> [Problem requirements]: Reproduce each of the following items verbatim, line for line.

> [Records in a dataset]:

## BEGIN

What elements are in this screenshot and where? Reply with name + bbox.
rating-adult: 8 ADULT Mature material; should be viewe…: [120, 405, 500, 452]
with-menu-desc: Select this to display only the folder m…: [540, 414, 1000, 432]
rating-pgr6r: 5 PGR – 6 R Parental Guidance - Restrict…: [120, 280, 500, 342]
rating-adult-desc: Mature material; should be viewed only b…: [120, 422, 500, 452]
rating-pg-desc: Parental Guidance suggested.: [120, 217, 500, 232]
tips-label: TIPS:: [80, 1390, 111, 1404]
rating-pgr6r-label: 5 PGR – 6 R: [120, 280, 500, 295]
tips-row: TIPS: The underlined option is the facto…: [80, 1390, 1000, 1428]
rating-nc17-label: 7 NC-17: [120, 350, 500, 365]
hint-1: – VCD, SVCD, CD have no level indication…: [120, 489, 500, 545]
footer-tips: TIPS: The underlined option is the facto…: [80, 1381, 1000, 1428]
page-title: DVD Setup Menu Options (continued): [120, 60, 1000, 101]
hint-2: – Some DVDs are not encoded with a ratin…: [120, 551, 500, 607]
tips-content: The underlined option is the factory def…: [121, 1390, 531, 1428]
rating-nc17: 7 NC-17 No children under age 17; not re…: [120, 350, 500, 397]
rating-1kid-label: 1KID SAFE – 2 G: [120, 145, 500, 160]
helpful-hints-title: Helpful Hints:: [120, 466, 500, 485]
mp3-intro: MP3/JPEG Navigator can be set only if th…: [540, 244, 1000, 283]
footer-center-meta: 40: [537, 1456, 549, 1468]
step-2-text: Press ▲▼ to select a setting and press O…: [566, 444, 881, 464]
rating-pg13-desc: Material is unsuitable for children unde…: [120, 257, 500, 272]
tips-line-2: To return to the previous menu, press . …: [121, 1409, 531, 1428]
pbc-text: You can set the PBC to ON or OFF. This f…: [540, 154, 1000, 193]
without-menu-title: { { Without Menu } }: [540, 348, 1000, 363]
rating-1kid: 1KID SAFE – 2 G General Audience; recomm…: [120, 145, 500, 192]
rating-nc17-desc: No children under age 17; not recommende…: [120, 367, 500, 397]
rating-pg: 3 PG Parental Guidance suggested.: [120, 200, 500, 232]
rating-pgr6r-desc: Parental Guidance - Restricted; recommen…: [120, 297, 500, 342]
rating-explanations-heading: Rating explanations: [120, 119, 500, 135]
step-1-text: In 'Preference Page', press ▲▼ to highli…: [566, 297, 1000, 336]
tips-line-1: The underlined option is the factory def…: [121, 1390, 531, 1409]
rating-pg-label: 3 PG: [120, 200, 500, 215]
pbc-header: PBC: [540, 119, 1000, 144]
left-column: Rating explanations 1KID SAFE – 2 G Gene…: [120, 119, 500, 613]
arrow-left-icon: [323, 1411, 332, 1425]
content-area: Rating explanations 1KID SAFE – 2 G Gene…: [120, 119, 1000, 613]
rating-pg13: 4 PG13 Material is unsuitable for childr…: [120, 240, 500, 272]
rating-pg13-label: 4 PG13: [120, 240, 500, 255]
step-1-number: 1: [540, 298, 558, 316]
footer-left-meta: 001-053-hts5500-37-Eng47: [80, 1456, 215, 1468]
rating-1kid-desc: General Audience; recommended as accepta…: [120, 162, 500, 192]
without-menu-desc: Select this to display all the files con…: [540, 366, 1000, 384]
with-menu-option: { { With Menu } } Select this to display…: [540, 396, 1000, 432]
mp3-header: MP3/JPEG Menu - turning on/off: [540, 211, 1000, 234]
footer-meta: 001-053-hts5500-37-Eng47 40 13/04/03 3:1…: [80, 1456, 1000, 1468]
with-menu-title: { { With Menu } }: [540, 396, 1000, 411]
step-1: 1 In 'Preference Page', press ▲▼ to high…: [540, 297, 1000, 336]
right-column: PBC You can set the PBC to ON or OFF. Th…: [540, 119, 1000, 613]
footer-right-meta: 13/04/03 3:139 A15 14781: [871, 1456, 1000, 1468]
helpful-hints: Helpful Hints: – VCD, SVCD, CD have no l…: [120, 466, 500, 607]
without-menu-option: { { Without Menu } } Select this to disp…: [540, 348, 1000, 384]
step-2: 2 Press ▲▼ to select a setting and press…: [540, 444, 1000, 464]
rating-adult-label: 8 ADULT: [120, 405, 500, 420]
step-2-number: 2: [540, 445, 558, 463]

## END

> [Finished exercise]:
What elements are in this screenshot and where? Reply with name + bbox.
rating-adult: 8 ADULT Mature material; should be viewe…: [120, 405, 500, 452]
with-menu-desc: Select this to display only the folder m…: [540, 414, 1000, 432]
rating-pgr6r: 5 PGR – 6 R Parental Guidance - Restrict…: [120, 280, 500, 342]
rating-adult-desc: Mature material; should be viewed only b…: [120, 422, 500, 452]
rating-pg-desc: Parental Guidance suggested.: [120, 217, 500, 232]
tips-label: TIPS:: [80, 1390, 111, 1404]
rating-pgr6r-label: 5 PGR – 6 R: [120, 280, 500, 295]
tips-row: TIPS: The underlined option is the facto…: [80, 1390, 1000, 1428]
rating-nc17-label: 7 NC-17: [120, 350, 500, 365]
hint-1: – VCD, SVCD, CD have no level indication…: [120, 489, 500, 545]
footer-tips: TIPS: The underlined option is the facto…: [80, 1381, 1000, 1428]
page-title: DVD Setup Menu Options (continued): [120, 60, 1000, 101]
hint-2: – Some DVDs are not encoded with a ratin…: [120, 551, 500, 607]
tips-content: The underlined option is the factory def…: [121, 1390, 531, 1428]
rating-nc17: 7 NC-17 No children under age 17; not re…: [120, 350, 500, 397]
rating-1kid-label: 1KID SAFE – 2 G: [120, 145, 500, 160]
helpful-hints-title: Helpful Hints:: [120, 466, 500, 485]
mp3-intro: MP3/JPEG Navigator can be set only if th…: [540, 244, 1000, 283]
footer-center-meta: 40: [537, 1456, 549, 1468]
step-2-text: Press ▲▼ to select a setting and press O…: [566, 444, 881, 464]
rating-pg13-desc: Material is unsuitable for children unde…: [120, 257, 500, 272]
tips-line-2: To return to the previous menu, press . …: [121, 1409, 531, 1428]
pbc-text: You can set the PBC to ON or OFF. This f…: [540, 154, 1000, 193]
without-menu-title: { { Without Menu } }: [540, 348, 1000, 363]
rating-1kid: 1KID SAFE – 2 G General Audience; recomm…: [120, 145, 500, 192]
rating-nc17-desc: No children under age 17; not recommende…: [120, 367, 500, 397]
rating-pg: 3 PG Parental Guidance suggested.: [120, 200, 500, 232]
rating-pgr6r-desc: Parental Guidance - Restricted; recommen…: [120, 297, 500, 342]
rating-explanations-heading: Rating explanations: [120, 119, 500, 135]
step-1-text: In 'Preference Page', press ▲▼ to highli…: [566, 297, 1000, 336]
tips-line-1: The underlined option is the factory def…: [121, 1390, 531, 1409]
rating-pg-label: 3 PG: [120, 200, 500, 215]
pbc-header: PBC: [540, 119, 1000, 144]
left-column: Rating explanations 1KID SAFE – 2 G Gene…: [120, 119, 500, 613]
arrow-left-icon: [323, 1411, 332, 1425]
content-area: Rating explanations 1KID SAFE – 2 G Gene…: [120, 119, 1000, 613]
rating-pg13: 4 PG13 Material is unsuitable for childr…: [120, 240, 500, 272]
rating-pg13-label: 4 PG13: [120, 240, 500, 255]
step-1-number: 1: [540, 298, 558, 316]
footer-left-meta: 001-053-hts5500-37-Eng47: [80, 1456, 215, 1468]
rating-1kid-desc: General Audience; recommended as accepta…: [120, 162, 500, 192]
without-menu-desc: Select this to display all the files con…: [540, 366, 1000, 384]
with-menu-option: { { With Menu } } Select this to display…: [540, 396, 1000, 432]
mp3-header: MP3/JPEG Menu - turning on/off: [540, 211, 1000, 234]
footer-meta: 001-053-hts5500-37-Eng47 40 13/04/03 3:1…: [80, 1456, 1000, 1468]
with-menu-title: { { With Menu } }: [540, 396, 1000, 411]
step-1: 1 In 'Preference Page', press ▲▼ to high…: [540, 297, 1000, 336]
right-column: PBC You can set the PBC to ON or OFF. Th…: [540, 119, 1000, 613]
footer-right-meta: 13/04/03 3:139 A15 14781: [871, 1456, 1000, 1468]
helpful-hints: Helpful Hints: – VCD, SVCD, CD have no l…: [120, 466, 500, 607]
without-menu-option: { { Without Menu } } Select this to disp…: [540, 348, 1000, 384]
step-2: 2 Press ▲▼ to select a setting and press…: [540, 444, 1000, 464]
rating-adult-label: 8 ADULT: [120, 405, 500, 420]
step-2-number: 2: [540, 445, 558, 463]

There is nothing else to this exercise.